### Given text
•••
All of these conditions, particularly those in mid-to-nothern California, where a large percentage of U.S. food is produced, have implications far beyond the state. As the Al Jazeera report continues:

The drought’s effects will ripple far beyond the fields. Consumers can expect tighter supplies and higher prices for some fruits and vegetables by summer. And farm suppliers will feel the pinch.

“We’re in the middle of what potentially is looking like a huge catastrophe,” said Ryan Jacobsen, chief executive of the Fresno County Farm Bureau. “We’re looking at some very harsh realities, as far as water allocations.”

“Possibly hundreds of thousands of acres of land will go fallow,” Jacobsen said.

http://www.commondreams.org/headline/2014/01/14-5

zap
15th January 2014, 10:28 AM
Yes, I it dry in Ca. If we don't get some rain its really going to be a mess!

Shami-Amourae
15th January 2014, 10:38 AM
The Elite are using geo-engineering to block radioactive rain from hitting California. If it rains there it could make a lot of the food supply for the nation radioactive. California feeds the nation during Winter months.

It's actually a GOOD thing it's not raining.

EE_
15th January 2014, 10:53 AM
The Elite are using geo-engineering to block radioactive rain from hitting California. If it rains there it could make a lot of the food supply for the nation radioactive. California feeds the nation during Winter months.

It's actually a GOOD thing it's not raining.

How long do you think it'll be good it's not raining...month, year, decade?

Shami-Amourae
15th January 2014, 11:05 AM
How long do you think it'll be good it's not raining...month, year, decade?

They are thinking short term unfortunately. My answer would be never again in our lifetimes.
•••
### Directive 1
In the California drought text, write out the passage starting with "All of these" and going on through "feel the pinch.", swapping "Consumers" for "Shoppers".
### Directive 2
Carry the California drought text forward from its last sentence.
•••
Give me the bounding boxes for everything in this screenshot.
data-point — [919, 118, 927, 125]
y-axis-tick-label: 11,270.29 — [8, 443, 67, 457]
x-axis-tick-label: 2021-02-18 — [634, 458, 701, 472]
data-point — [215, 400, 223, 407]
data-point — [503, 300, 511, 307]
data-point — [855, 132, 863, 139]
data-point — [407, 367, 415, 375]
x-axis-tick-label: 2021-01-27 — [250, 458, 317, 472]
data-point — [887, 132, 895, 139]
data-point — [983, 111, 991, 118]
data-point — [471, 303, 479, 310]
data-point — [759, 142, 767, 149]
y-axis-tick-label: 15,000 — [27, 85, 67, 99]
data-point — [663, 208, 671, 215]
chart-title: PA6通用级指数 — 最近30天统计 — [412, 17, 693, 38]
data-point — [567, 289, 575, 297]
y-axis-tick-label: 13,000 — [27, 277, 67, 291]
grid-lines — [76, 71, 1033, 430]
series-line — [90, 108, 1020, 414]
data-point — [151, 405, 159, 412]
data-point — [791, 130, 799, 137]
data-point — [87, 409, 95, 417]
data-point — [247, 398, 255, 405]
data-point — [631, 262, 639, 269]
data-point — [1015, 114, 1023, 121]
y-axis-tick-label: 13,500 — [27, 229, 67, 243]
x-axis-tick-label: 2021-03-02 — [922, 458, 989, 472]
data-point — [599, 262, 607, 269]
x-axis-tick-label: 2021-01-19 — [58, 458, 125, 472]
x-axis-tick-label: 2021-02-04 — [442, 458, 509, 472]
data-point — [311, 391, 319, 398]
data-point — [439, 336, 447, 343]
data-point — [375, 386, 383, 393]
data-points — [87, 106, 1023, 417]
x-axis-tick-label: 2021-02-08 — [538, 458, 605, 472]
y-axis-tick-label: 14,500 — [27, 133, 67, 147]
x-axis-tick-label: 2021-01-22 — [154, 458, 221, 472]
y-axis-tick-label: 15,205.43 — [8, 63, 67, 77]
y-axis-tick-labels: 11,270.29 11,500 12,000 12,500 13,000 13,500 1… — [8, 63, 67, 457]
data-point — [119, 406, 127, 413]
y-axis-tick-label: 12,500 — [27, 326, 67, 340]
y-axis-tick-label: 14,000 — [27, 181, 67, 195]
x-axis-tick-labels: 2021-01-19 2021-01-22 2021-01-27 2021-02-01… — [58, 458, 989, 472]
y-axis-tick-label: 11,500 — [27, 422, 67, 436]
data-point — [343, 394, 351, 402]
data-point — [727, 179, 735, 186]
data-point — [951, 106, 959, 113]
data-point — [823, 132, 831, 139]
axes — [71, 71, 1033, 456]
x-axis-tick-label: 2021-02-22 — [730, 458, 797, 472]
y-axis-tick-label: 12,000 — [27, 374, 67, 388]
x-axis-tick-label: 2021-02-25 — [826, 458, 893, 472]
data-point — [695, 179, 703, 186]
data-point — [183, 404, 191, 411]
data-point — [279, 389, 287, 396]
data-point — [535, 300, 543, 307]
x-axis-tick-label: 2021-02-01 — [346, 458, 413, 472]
•••
### Exercise answer 1
All of these conditions, particularly those in mid-to-nothern California, where a large percentage of U.S. food is produced, have implications far beyond the state. As the Al Jazeera report continues:

The drought’s effects will ripple far beyond the fields. Shoppers can expect tighter supplies and higher prices for some fruits and vegetables by summer. And farm suppliers will feel the pinch.

### Exercise answer 2
I want to buy some land and get a greenhouse ASAP. That will be the only solution. There will be a coming "Clean Food" trend I think of food from the Southern Hemisphere, or grown in greenhouses.

In California now they are having like 80+ degree weather in the middle of Winter with 0 rain and humidity. That's not normal.

Ponce
15th January 2014, 11:07 AM
Learn how to make drinking water from the trees, shit, piss, grass and even from the ground itself.......start educating yourself RIGHT NOW.......don't wait till later what you will not be able to do later..........even if I don't worry about water I am following my own advise and doing what I say for you to do.

V

chad
15th January 2014, 11:14 AM
many will die.

ximmy
15th January 2014, 01:26 PM
Drought is a term TPTB use to raise water prices.

Dogman
15th January 2014, 01:31 PM
Zap is dam in the epicenter of that drought! Hay Zap any more word on the proposed pipeline between the dragon and the bigger lake? Tho it will not help at this time if they do it it may help the other one in the future, about a 2 mile dig or 12000 feet or so.

zap
15th January 2014, 01:48 PM
Haven't heard anything, bet the other lake will be completely dry by July/Aug. Its 85 degrees out there right now, no rain in sight!

I really don't want to go from Summer into Summer!

Dogman
15th January 2014, 01:51 PM
If they do dry up, the shit will stick to the walls and a bunch of people will be in deep dodo!

I pray for rain, for you and your area!

From what I understand the dragon gets much more rain than the other one , (normally) So the pipeline does make good sense over all. But would not help any this go around.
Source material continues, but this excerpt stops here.